INSTRUCTION
Give again the lines from the line with "Read all visible content and emit it as JSON." to the last line of the records, exactly and in full. Do not carry over any pictures.

-- START OF DATA FOR THIS EXERCISE --

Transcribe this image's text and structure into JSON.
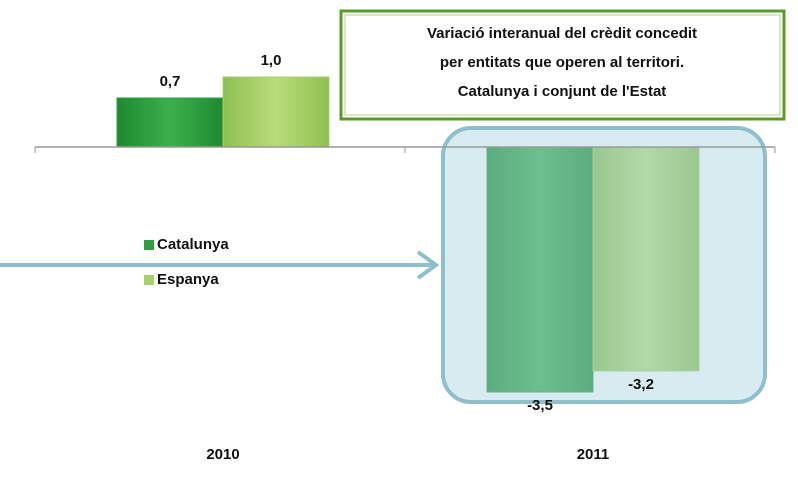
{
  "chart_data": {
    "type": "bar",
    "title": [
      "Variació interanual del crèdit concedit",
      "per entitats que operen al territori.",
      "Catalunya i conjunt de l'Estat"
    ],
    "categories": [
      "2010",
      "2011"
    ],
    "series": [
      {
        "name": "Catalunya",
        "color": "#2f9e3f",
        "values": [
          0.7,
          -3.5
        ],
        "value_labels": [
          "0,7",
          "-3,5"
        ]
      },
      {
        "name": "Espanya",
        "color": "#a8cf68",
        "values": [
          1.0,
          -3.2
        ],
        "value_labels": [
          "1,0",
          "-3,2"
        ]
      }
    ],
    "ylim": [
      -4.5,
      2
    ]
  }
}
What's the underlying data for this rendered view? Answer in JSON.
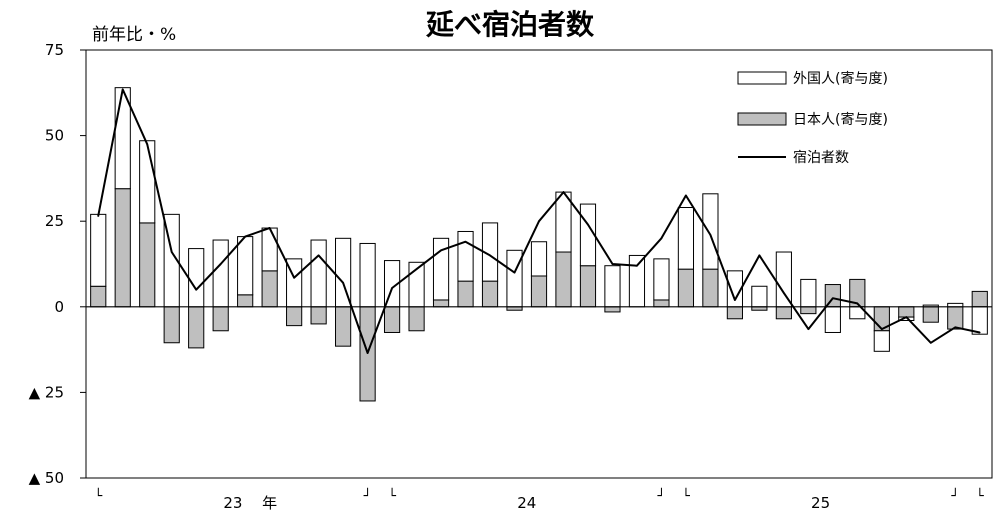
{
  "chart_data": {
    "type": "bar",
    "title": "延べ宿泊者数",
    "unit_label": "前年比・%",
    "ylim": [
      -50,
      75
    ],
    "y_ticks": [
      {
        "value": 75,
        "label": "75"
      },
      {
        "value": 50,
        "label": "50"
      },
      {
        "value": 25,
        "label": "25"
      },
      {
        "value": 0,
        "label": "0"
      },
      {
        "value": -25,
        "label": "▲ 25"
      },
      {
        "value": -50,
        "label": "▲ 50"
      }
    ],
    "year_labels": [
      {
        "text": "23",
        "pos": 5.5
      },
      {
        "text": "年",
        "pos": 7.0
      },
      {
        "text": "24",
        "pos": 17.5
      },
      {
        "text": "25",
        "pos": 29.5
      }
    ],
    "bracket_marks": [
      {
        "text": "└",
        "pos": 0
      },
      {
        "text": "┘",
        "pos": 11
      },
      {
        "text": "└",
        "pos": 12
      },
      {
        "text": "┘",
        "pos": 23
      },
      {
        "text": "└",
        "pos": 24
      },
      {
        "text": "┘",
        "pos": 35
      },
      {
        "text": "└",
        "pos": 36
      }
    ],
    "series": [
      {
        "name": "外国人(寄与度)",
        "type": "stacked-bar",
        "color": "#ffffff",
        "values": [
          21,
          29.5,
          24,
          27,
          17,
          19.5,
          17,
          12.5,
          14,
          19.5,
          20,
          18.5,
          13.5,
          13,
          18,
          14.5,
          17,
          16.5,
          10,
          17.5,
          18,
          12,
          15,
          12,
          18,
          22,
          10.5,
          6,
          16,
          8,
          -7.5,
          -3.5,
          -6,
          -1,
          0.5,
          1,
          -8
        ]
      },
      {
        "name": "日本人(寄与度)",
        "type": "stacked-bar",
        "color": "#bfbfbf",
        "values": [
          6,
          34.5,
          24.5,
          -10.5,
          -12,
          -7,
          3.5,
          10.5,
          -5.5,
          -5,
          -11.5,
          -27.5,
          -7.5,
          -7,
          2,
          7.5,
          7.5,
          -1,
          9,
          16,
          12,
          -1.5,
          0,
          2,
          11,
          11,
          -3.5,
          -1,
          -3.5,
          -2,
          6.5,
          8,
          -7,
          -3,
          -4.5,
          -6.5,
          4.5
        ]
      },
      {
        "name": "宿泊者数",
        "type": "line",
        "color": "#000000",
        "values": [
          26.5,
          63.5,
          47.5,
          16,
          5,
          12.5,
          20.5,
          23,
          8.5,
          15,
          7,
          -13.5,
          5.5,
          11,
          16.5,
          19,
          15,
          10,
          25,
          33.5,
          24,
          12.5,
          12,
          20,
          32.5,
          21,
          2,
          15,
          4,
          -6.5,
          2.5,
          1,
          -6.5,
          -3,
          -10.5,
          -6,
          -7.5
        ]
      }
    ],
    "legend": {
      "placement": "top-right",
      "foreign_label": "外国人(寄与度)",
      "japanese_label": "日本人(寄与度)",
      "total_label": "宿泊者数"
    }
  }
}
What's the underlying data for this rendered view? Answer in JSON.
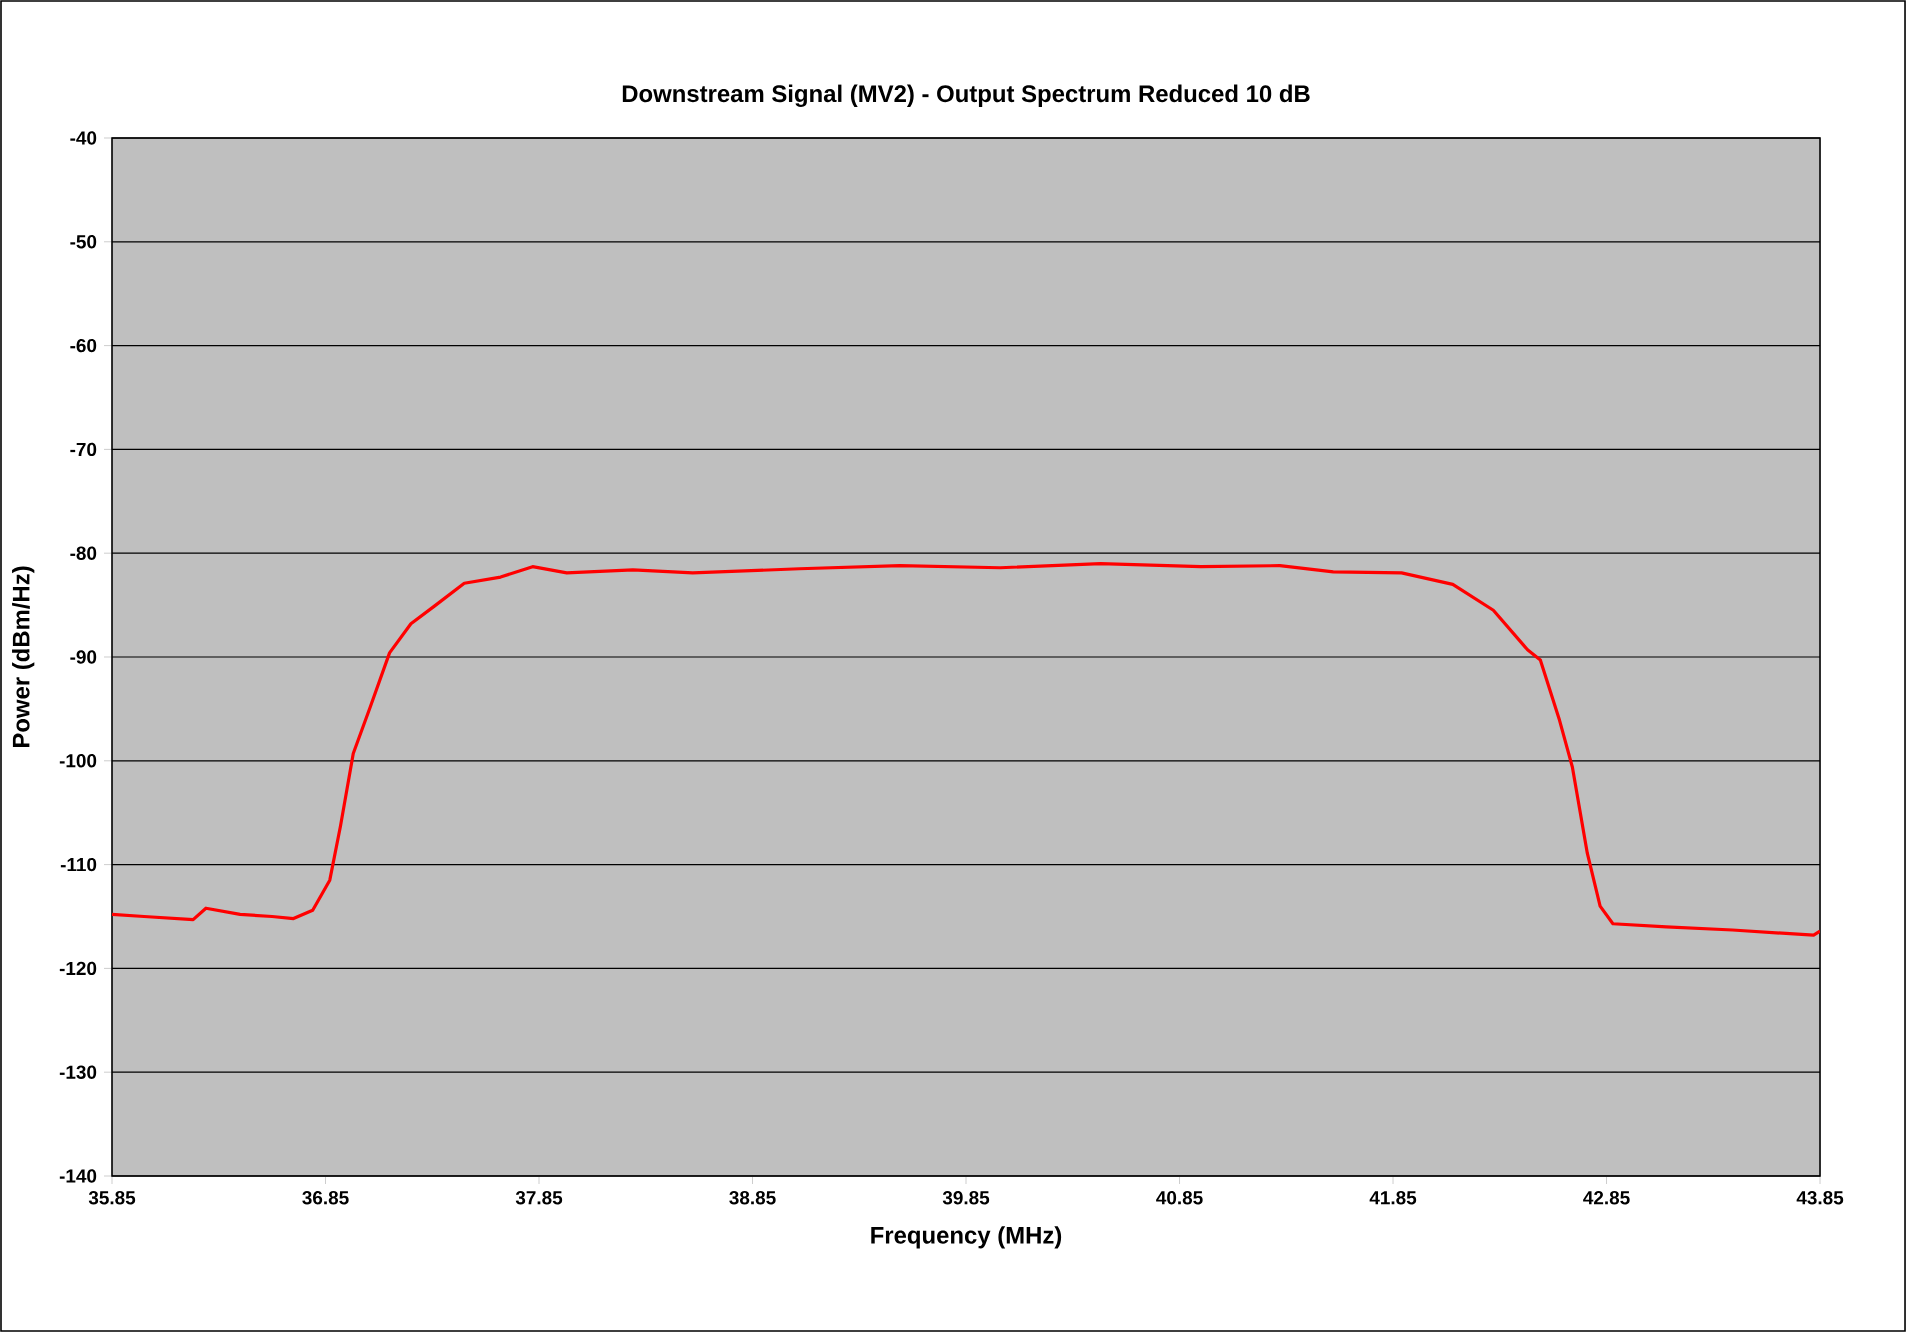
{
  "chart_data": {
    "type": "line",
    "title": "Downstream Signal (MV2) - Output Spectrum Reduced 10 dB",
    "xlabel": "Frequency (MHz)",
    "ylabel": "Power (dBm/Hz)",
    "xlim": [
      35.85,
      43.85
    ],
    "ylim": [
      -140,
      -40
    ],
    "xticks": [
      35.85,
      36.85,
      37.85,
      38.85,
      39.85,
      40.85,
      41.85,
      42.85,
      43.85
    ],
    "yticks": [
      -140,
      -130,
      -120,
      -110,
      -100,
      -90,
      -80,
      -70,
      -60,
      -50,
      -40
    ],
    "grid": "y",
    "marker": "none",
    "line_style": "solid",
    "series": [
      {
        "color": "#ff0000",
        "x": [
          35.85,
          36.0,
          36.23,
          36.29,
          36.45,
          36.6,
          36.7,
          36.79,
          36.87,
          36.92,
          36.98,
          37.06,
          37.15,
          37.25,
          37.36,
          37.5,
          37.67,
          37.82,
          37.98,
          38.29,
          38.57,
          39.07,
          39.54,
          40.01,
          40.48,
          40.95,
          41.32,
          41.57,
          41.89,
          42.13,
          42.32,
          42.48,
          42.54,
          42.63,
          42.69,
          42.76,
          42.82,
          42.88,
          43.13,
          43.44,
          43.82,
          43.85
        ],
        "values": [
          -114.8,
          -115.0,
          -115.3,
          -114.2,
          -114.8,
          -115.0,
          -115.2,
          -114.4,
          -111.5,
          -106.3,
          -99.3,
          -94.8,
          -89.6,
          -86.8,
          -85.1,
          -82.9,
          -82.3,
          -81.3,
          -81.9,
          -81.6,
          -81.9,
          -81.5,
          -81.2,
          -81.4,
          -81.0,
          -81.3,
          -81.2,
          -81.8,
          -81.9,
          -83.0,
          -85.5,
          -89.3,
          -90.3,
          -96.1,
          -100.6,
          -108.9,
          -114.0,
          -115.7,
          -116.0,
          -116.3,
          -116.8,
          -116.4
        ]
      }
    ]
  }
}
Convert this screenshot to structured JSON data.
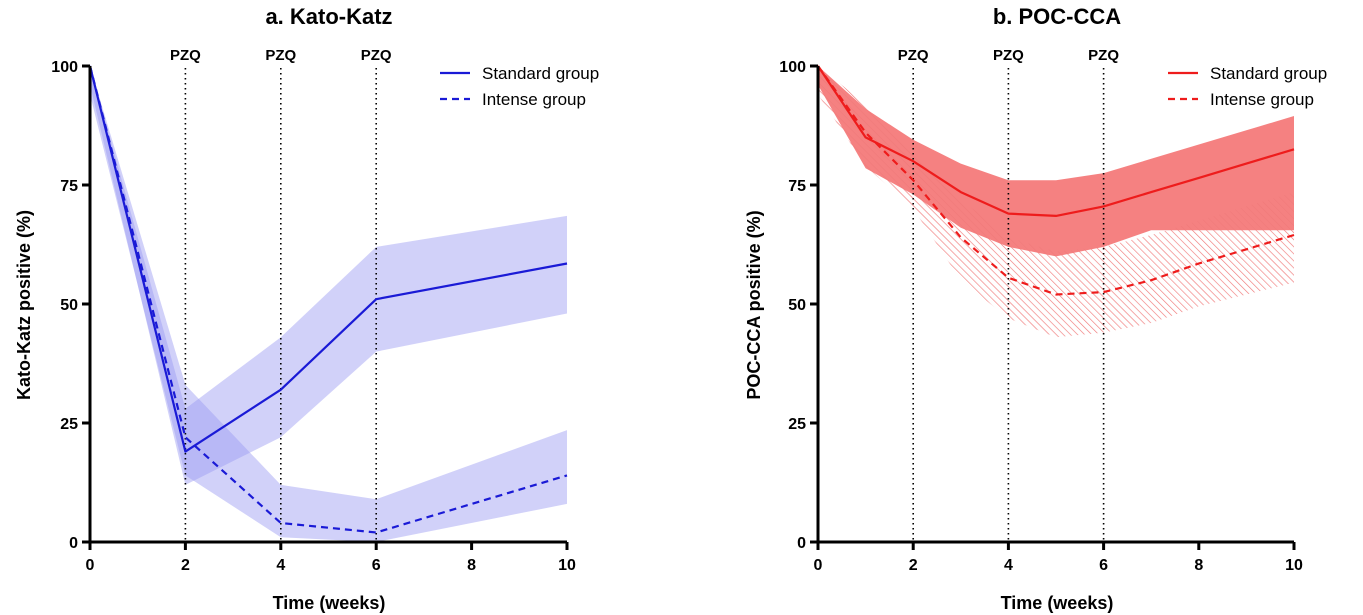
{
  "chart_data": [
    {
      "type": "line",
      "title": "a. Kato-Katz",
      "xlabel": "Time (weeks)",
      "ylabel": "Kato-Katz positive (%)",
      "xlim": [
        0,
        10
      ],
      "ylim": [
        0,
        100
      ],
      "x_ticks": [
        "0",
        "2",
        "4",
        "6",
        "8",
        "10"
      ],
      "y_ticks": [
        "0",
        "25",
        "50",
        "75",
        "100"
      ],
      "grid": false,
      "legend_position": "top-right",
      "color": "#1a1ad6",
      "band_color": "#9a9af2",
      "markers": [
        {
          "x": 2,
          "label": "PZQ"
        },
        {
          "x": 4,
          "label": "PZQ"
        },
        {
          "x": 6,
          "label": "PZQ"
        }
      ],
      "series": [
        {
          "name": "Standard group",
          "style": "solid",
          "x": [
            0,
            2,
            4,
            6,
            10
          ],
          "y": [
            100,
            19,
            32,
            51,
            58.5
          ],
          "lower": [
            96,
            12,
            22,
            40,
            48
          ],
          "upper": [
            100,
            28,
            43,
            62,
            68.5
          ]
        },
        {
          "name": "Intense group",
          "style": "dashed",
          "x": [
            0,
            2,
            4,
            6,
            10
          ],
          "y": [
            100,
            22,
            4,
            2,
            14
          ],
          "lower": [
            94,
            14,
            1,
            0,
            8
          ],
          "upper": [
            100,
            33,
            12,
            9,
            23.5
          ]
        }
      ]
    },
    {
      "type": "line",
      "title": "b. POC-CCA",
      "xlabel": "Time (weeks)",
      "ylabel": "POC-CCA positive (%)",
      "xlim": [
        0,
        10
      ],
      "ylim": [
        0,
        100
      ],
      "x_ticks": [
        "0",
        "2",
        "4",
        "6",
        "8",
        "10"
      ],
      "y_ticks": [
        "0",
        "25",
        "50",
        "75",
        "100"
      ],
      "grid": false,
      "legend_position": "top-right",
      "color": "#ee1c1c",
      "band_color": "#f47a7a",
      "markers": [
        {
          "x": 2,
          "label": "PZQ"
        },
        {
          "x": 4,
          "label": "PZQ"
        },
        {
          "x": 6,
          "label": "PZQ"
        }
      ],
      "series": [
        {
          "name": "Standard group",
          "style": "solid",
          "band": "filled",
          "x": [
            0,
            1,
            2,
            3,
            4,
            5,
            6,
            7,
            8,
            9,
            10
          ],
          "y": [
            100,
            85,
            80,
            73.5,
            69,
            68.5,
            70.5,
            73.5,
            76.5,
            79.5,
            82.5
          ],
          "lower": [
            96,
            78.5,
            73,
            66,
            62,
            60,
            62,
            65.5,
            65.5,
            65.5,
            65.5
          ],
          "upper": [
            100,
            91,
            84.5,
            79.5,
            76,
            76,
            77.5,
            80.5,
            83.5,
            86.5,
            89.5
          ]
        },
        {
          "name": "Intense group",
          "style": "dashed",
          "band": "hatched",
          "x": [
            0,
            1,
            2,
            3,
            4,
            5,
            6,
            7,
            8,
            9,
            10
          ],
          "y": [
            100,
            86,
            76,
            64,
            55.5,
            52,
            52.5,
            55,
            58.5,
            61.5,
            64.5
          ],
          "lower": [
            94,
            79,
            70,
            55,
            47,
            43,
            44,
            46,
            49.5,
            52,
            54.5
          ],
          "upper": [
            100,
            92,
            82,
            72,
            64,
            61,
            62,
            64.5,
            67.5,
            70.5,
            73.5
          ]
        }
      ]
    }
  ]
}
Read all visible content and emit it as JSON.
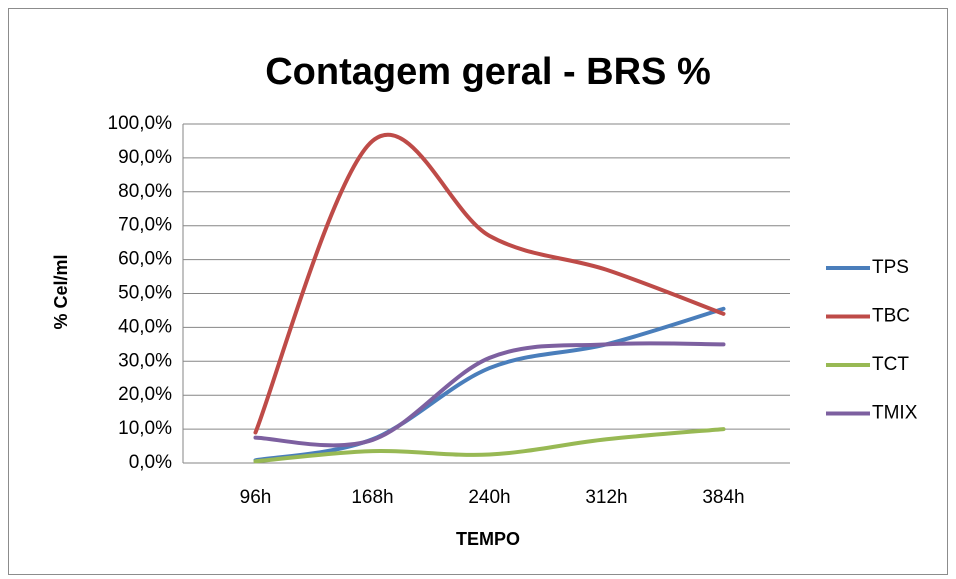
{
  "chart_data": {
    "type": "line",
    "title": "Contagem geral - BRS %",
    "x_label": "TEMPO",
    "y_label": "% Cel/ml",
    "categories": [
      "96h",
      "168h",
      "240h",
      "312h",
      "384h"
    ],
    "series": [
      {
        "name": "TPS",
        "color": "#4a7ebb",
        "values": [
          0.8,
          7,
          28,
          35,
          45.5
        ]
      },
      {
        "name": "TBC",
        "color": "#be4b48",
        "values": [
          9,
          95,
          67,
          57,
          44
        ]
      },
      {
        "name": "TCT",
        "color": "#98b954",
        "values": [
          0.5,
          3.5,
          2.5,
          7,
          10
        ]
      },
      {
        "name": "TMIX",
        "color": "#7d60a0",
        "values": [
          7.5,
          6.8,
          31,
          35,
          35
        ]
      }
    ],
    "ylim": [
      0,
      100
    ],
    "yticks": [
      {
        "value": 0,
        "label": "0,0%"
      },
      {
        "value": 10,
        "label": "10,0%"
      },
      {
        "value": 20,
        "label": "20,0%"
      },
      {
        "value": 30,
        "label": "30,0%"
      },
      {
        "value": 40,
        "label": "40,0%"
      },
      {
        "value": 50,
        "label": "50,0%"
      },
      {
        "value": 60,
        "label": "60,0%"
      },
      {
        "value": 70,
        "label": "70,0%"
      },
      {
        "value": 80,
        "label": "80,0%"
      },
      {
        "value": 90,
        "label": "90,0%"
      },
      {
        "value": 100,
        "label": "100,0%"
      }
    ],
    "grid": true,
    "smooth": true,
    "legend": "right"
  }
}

-- END OF DATA FOR THIS EXERCISE --

WORKED ANSWER
Read all visible content and emit it as JSON.
{
  "chart_data": {
    "type": "line",
    "title": "Contagem geral - BRS %",
    "x_label": "TEMPO",
    "y_label": "% Cel/ml",
    "categories": [
      "96h",
      "168h",
      "240h",
      "312h",
      "384h"
    ],
    "series": [
      {
        "name": "TPS",
        "color": "#4a7ebb",
        "values": [
          0.8,
          7,
          28,
          35,
          45.5
        ]
      },
      {
        "name": "TBC",
        "color": "#be4b48",
        "values": [
          9,
          95,
          67,
          57,
          44
        ]
      },
      {
        "name": "TCT",
        "color": "#98b954",
        "values": [
          0.5,
          3.5,
          2.5,
          7,
          10
        ]
      },
      {
        "name": "TMIX",
        "color": "#7d60a0",
        "values": [
          7.5,
          6.8,
          31,
          35,
          35
        ]
      }
    ],
    "ylim": [
      0,
      100
    ],
    "yticks": [
      {
        "value": 0,
        "label": "0,0%"
      },
      {
        "value": 10,
        "label": "10,0%"
      },
      {
        "value": 20,
        "label": "20,0%"
      },
      {
        "value": 30,
        "label": "30,0%"
      },
      {
        "value": 40,
        "label": "40,0%"
      },
      {
        "value": 50,
        "label": "50,0%"
      },
      {
        "value": 60,
        "label": "60,0%"
      },
      {
        "value": 70,
        "label": "70,0%"
      },
      {
        "value": 80,
        "label": "80,0%"
      },
      {
        "value": 90,
        "label": "90,0%"
      },
      {
        "value": 100,
        "label": "100,0%"
      }
    ],
    "grid": true,
    "smooth": true,
    "legend": "right"
  }
}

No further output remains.